Objective:
Examine the material below. Gather every line in which the string "的相关资料" appears.

Dataset records:
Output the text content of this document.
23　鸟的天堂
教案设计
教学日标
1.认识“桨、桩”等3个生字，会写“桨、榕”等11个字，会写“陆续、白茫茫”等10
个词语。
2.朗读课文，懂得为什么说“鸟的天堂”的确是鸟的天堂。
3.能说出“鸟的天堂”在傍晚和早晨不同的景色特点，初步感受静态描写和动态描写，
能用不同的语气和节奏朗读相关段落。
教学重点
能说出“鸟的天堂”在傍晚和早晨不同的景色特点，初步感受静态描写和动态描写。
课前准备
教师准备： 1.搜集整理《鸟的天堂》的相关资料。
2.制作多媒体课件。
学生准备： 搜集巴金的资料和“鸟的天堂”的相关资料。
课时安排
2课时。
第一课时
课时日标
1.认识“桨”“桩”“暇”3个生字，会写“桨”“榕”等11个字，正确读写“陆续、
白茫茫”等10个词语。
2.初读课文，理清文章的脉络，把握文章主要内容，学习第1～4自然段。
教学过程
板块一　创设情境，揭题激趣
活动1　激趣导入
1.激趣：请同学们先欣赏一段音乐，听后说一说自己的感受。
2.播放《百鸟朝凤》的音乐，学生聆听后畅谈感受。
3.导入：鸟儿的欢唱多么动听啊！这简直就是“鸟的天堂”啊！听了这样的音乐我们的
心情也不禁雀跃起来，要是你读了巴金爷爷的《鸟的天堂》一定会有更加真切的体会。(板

The answer:
教师准备： 1.搜集整理《鸟的天堂》的相关资料。
学生准备： 搜集巴金的资料和“鸟的天堂”的相关资料。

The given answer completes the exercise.